What to work on
Look through the material below and return every line that contains "panel".

::: Available data

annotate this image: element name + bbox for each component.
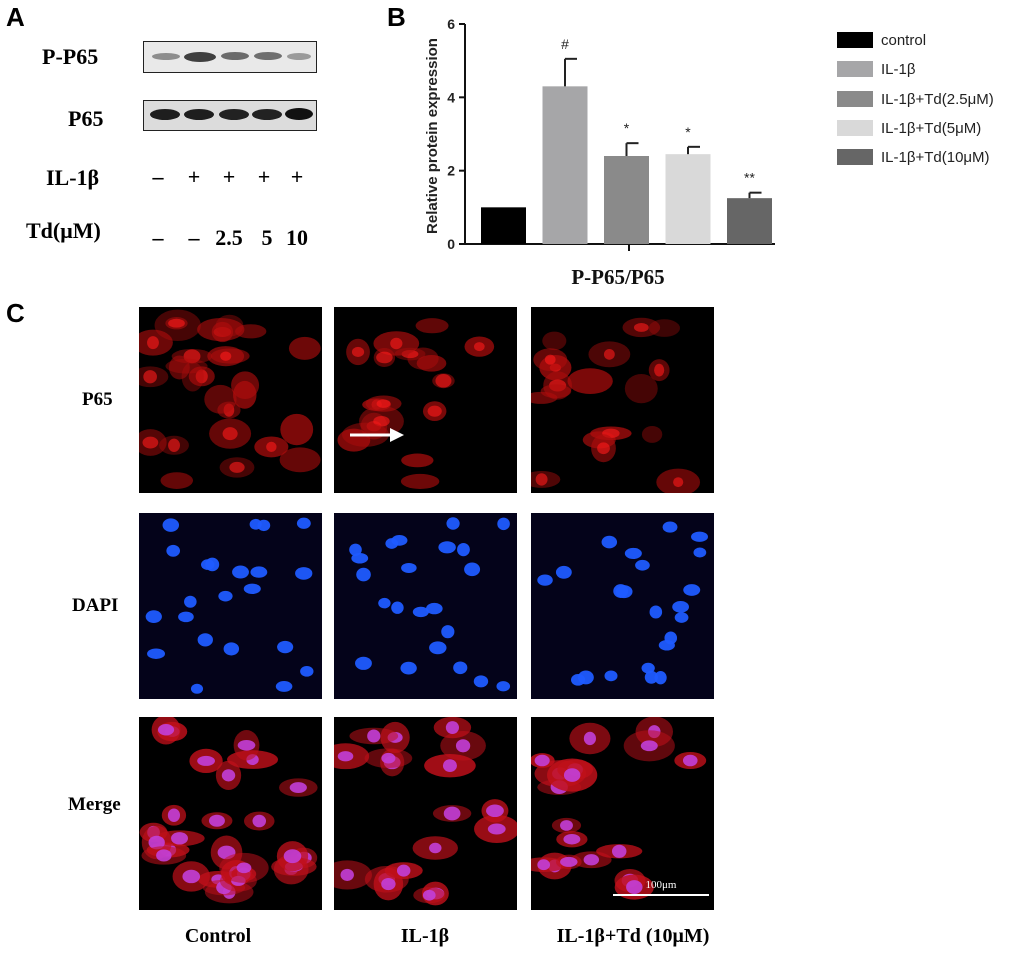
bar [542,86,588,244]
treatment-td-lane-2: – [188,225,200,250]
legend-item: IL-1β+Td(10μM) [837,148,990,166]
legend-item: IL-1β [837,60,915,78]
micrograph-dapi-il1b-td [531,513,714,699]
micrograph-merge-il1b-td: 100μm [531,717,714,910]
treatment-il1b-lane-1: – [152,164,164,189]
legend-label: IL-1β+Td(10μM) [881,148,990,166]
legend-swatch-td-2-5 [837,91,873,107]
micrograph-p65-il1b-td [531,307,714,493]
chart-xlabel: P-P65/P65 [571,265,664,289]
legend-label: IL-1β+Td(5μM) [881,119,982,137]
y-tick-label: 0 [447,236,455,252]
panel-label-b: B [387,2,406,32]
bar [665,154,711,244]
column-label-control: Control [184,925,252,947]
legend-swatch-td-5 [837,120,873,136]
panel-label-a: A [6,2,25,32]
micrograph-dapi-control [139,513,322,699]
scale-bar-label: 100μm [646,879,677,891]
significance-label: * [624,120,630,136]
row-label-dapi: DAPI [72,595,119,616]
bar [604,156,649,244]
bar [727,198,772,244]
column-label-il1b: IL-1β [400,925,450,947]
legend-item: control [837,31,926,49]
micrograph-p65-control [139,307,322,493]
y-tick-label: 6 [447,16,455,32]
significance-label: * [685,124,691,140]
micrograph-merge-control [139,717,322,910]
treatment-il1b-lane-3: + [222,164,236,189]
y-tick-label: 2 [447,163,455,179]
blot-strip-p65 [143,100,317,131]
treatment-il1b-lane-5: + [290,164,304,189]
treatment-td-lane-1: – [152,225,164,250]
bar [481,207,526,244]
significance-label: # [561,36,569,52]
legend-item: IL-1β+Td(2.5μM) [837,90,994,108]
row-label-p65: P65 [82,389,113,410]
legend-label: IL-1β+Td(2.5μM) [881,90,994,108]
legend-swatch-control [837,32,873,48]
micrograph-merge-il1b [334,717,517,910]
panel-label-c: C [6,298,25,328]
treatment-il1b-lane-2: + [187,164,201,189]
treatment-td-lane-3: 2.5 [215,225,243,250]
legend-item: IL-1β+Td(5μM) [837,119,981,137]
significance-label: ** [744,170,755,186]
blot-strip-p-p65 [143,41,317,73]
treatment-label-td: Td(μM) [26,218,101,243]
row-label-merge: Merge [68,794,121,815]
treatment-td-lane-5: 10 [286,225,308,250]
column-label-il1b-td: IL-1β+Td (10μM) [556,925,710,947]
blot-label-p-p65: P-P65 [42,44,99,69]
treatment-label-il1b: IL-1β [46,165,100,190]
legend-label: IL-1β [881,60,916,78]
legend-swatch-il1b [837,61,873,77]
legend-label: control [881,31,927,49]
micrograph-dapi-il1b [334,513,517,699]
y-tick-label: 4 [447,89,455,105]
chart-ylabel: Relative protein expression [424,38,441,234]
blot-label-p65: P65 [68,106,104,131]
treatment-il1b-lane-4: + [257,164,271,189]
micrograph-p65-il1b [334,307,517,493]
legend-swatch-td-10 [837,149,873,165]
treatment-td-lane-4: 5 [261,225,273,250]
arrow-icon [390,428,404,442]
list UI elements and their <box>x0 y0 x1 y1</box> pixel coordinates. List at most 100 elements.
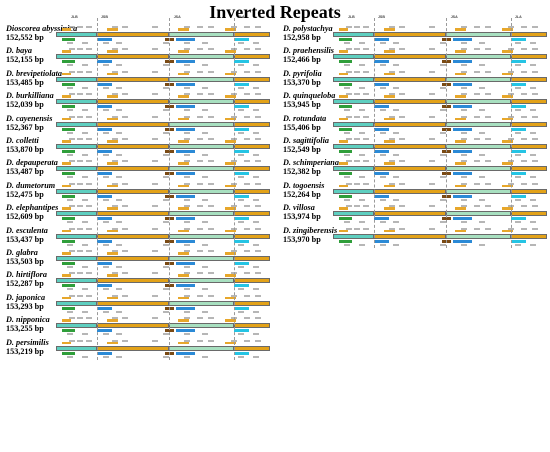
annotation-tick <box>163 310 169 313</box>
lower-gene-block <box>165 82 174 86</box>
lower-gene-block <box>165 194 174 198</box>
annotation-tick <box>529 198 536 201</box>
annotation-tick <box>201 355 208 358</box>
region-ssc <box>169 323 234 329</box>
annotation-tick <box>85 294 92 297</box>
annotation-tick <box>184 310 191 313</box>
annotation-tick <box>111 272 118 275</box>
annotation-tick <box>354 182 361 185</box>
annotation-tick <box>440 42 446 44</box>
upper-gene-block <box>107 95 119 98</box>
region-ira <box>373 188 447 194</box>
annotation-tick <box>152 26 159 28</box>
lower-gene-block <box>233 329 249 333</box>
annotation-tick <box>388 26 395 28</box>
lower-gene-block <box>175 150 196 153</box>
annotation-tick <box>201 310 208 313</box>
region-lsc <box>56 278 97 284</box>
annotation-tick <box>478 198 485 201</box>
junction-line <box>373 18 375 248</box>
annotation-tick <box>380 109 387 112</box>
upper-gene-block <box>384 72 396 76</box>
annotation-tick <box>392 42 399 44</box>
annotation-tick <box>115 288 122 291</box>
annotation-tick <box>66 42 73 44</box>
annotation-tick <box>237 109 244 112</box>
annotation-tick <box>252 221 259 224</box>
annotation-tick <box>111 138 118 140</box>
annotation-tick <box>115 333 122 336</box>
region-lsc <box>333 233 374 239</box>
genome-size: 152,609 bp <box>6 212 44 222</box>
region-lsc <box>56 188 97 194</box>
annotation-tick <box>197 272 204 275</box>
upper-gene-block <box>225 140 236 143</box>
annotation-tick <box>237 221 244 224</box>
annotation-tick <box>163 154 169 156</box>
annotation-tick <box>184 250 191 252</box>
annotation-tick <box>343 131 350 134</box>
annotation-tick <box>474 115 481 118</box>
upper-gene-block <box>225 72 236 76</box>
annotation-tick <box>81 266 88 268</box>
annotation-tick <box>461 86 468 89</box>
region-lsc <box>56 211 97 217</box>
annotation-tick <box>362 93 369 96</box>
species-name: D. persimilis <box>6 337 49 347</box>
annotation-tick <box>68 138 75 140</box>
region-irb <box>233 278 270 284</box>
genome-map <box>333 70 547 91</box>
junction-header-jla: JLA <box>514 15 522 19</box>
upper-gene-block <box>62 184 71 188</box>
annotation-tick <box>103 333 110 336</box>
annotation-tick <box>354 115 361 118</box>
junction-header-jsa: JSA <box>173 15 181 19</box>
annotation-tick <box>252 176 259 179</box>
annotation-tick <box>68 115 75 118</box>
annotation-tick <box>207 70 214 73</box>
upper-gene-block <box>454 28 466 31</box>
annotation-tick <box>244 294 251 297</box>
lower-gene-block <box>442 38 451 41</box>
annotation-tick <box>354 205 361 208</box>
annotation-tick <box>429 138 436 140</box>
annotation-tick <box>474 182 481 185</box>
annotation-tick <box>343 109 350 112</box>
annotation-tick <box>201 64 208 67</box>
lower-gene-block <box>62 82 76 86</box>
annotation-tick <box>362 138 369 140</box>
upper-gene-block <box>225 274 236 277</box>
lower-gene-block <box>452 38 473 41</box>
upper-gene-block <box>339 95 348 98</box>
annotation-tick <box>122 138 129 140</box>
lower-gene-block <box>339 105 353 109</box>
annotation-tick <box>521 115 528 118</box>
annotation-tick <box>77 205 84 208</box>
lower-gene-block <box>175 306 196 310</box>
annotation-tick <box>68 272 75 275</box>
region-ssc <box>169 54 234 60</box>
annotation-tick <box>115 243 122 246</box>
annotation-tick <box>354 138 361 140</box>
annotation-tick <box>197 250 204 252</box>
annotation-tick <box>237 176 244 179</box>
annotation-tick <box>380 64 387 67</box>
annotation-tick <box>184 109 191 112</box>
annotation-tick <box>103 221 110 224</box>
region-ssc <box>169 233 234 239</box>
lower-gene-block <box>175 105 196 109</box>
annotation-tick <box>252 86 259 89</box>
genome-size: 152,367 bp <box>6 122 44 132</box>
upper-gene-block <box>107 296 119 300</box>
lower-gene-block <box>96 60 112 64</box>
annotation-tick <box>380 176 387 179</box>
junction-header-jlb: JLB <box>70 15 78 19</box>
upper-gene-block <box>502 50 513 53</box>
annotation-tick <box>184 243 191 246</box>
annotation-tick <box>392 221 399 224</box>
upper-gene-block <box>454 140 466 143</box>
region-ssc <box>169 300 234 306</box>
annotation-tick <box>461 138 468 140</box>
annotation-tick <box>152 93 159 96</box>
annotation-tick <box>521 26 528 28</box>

::::::

Answer to this exercise
panel-label-b: B [387,2,406,32]
panel-label-a: A [6,2,25,32]
panel-label-c: C [6,298,25,328]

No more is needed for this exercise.